### Entries provided

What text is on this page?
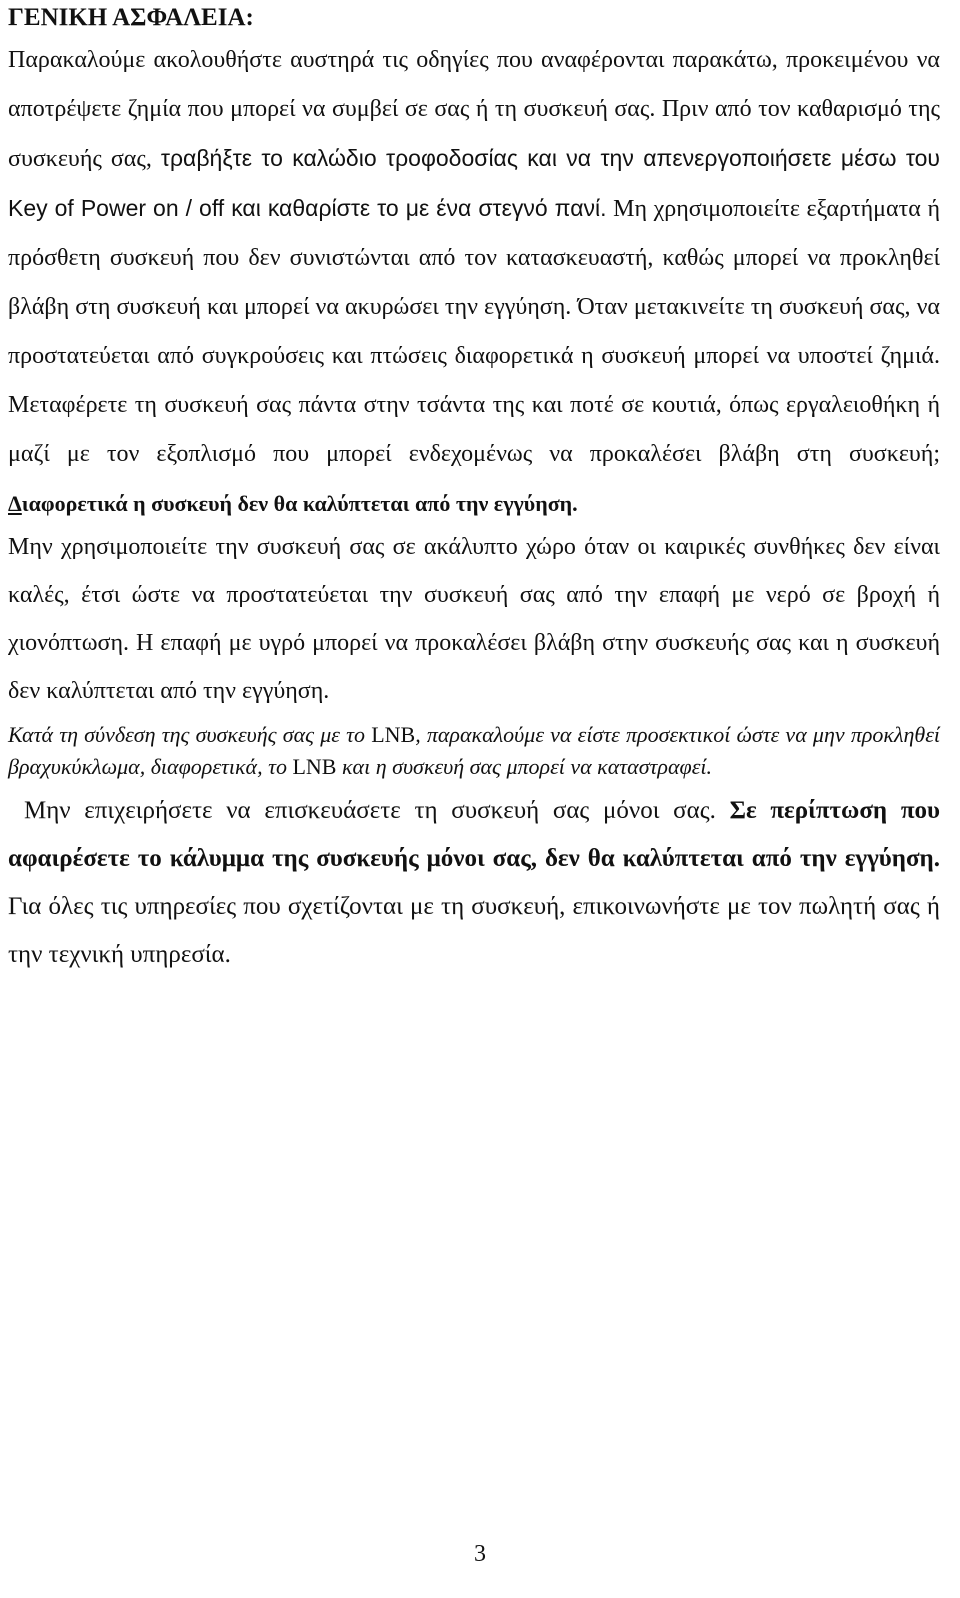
ΓΕΝΙΚΗ ΑΣΦΑΛΕΙΑ:

Παρακαλούμε ακολουθήστε αυστηρά τις οδηγίες που αναφέρονται παρακάτω, προκειμένου να αποτρέψετε ζημία που μπορεί να συμβεί σε σας ή τη συσκευή σας. Πριν από τον καθαρισμό της συσκευής σας, τραβήξτε το καλώδιο τροφοδοσίας και να την απενεργοποιήσετε μέσω του Key of Power on / off και καθαρίστε το με ένα στεγνό πανί. Μη χρησιμοποιείτε εξαρτήματα ή πρόσθετη συσκευή που δεν συνιστώνται από τον κατασκευαστή, καθώς μπορεί να προκληθεί βλάβη στη συσκευή και μπορεί να ακυρώσει την εγγύηση. Όταν μετακινείτε τη συσκευή σας, να προστατεύεται από συγκρούσεις και πτώσεις διαφορετικά η συσκευή μπορεί να υποστεί ζημιά. Μεταφέρετε τη συσκευή σας πάντα στην τσάντα της και ποτέ σε κουτιά, όπως εργαλειοθήκη ή μαζί με τον εξοπλισμό που μπορεί ενδεχομένως να προκαλέσει βλάβη στη συσκευή; Διαφορετικά η συσκευή δεν θα καλύπτεται από την εγγύηση.

Μην χρησιμοποιείτε την συσκευή σας σε ακάλυπτο χώρο όταν οι καιρικές συνθήκες δεν είναι καλές, έτσι ώστε να προστατεύεται την συσκευή σας από την επαφή με νερό σε βροχή ή χιονόπτωση. Η επαφή με υγρό μπορεί να προκαλέσει βλάβη στην συσκευής σας και η συσκευή δεν καλύπτεται από την εγγύηση.

Κατά τη σύνδεση της συσκευής σας με το LNB, παρακαλούμε να είστε προσεκτικοί ώστε να μην προκληθεί βραχυκύκλωμα, διαφορετικά, το LNB και η συσκευή σας μπορεί να καταστραφεί.

Μην επιχειρήσετε να επισκευάσετε τη συσκευή σας μόνοι σας. Σε περίπτωση που αφαιρέσετε το κάλυμμα της συσκευής μόνοι σας, δεν θα καλύπτεται από την εγγύηση. Για όλες τις υπηρεσίες που σχετίζονται με τη συσκευή, επικοινωνήστε με τον πωλητή σας ή την τεχνική υπηρεσία.

3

######

## Task description
Omitting all images, print the listing exactly.

## Exercise solution
What text is on this page?
ΓΕΝΙΚΗ ΑΣΦΑΛΕΙΑ:

Παρακαλούμε ακολουθήστε αυστηρά τις οδηγίες που αναφέρονται παρακάτω, προκειμένου να αποτρέψετε ζημία που μπορεί να συμβεί σε σας ή τη συσκευή σας. Πριν από τον καθαρισμό της συσκευής σας, τραβήξτε το καλώδιο τροφοδοσίας και να την απενεργοποιήσετε μέσω του Key of Power on / off και καθαρίστε το με ένα στεγνό πανί. Μη χρησιμοποιείτε εξαρτήματα ή πρόσθετη συσκευή που δεν συνιστώνται από τον κατασκευαστή, καθώς μπορεί να προκληθεί βλάβη στη συσκευή και μπορεί να ακυρώσει την εγγύηση. Όταν μετακινείτε τη συσκευή σας, να προστατεύεται από συγκρούσεις και πτώσεις διαφορετικά η συσκευή μπορεί να υποστεί ζημιά. Μεταφέρετε τη συσκευή σας πάντα στην τσάντα της και ποτέ σε κουτιά, όπως εργαλειοθήκη ή μαζί με τον εξοπλισμό που μπορεί ενδεχομένως να προκαλέσει βλάβη στη συσκευή; Διαφορετικά η συσκευή δεν θα καλύπτεται από την εγγύηση.

Μην χρησιμοποιείτε την συσκευή σας σε ακάλυπτο χώρο όταν οι καιρικές συνθήκες δεν είναι καλές, έτσι ώστε να προστατεύεται την συσκευή σας από την επαφή με νερό σε βροχή ή χιονόπτωση. Η επαφή με υγρό μπορεί να προκαλέσει βλάβη στην συσκευής σας και η συσκευή δεν καλύπτεται από την εγγύηση.

Κατά τη σύνδεση της συσκευής σας με το LNB, παρακαλούμε να είστε προσεκτικοί ώστε να μην προκληθεί βραχυκύκλωμα, διαφορετικά, το LNB και η συσκευή σας μπορεί να καταστραφεί.

Μην επιχειρήσετε να επισκευάσετε τη συσκευή σας μόνοι σας. Σε περίπτωση που αφαιρέσετε το κάλυμμα της συσκευής μόνοι σας, δεν θα καλύπτεται από την εγγύηση. Για όλες τις υπηρεσίες που σχετίζονται με τη συσκευή, επικοινωνήστε με τον πωλητή σας ή την τεχνική υπηρεσία.

3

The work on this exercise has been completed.